INFORMATION SUPPLIED:
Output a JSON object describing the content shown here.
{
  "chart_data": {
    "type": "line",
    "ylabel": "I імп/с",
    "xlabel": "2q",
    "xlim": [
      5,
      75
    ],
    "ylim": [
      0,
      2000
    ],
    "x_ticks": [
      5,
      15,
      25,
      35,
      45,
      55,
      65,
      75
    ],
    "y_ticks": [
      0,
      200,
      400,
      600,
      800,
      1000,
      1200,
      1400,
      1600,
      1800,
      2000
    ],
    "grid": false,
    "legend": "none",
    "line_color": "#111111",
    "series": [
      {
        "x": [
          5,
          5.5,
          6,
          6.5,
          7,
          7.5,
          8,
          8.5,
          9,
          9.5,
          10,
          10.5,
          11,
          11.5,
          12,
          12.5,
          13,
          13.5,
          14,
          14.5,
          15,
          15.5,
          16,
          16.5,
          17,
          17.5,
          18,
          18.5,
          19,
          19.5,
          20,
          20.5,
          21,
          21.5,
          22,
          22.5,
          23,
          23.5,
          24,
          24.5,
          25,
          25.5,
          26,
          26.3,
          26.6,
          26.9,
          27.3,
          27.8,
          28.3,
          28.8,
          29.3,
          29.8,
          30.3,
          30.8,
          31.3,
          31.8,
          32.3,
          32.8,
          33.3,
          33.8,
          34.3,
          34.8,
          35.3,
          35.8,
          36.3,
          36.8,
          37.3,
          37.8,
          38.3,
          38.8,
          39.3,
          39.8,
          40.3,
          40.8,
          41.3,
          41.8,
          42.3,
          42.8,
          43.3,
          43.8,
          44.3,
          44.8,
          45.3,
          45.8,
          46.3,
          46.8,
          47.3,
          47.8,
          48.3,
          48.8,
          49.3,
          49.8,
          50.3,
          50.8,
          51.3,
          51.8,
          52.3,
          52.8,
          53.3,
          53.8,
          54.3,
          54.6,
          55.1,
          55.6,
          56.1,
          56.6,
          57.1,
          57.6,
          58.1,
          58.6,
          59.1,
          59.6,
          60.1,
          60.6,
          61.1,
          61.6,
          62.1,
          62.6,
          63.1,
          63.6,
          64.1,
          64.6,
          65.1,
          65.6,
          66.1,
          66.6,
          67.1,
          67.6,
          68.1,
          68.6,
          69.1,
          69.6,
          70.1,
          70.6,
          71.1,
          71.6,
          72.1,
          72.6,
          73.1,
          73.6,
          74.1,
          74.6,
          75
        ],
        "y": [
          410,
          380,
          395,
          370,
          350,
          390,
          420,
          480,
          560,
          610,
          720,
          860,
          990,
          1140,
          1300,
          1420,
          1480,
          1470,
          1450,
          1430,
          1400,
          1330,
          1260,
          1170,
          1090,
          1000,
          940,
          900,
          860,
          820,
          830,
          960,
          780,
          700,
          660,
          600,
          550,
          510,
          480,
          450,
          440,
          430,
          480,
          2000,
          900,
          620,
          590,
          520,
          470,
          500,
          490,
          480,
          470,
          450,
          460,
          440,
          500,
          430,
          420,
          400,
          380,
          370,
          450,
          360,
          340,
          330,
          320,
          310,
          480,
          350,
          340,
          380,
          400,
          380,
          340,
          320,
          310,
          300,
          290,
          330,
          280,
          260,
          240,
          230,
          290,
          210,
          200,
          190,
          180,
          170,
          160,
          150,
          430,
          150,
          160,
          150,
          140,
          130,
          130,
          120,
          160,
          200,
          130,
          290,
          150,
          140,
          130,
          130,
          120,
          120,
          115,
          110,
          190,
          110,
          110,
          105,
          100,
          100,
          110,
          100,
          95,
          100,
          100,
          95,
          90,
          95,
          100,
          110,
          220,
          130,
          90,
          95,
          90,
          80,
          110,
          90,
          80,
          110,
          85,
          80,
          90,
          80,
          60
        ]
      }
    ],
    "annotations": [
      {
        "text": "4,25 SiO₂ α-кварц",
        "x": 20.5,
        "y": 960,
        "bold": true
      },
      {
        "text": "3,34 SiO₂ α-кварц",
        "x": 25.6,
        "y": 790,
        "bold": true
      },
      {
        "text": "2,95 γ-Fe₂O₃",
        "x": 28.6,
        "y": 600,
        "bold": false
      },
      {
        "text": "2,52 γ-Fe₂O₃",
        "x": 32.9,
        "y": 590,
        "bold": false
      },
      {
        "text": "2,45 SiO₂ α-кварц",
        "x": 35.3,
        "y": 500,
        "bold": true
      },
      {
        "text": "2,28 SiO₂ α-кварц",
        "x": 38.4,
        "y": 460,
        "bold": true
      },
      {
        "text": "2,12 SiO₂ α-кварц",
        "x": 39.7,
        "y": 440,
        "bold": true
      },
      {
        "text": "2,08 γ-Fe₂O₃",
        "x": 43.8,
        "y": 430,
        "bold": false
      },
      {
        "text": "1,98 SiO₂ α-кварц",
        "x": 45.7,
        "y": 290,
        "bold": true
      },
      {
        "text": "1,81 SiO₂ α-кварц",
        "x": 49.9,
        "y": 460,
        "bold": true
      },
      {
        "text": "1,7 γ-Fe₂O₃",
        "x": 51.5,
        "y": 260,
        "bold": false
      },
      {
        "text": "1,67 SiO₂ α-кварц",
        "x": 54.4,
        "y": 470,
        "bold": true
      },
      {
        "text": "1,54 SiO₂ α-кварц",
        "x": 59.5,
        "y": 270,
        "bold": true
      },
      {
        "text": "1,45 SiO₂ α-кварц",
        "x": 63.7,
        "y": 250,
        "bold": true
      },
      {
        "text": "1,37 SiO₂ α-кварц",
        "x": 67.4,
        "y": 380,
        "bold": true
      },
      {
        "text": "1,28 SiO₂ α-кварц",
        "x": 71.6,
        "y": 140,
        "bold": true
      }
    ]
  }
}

SET PROBLEM:
Check each line of the records for the word "SiO₂", and show the lines that contain it.

FINISHED TASK:
        "text": "4,25 SiO₂ α-кварц",
        "text": "3,34 SiO₂ α-кварц",
        "text": "2,45 SiO₂ α-кварц",
        "text": "2,28 SiO₂ α-кварц",
        "text": "2,12 SiO₂ α-кварц",
        "text": "1,98 SiO₂ α-кварц",
        "text": "1,81 SiO₂ α-кварц",
        "text": "1,67 SiO₂ α-кварц",
        "text": "1,54 SiO₂ α-кварц",
        "text": "1,45 SiO₂ α-кварц",
        "text": "1,37 SiO₂ α-кварц",
        "text": "1,28 SiO₂ α-кварц",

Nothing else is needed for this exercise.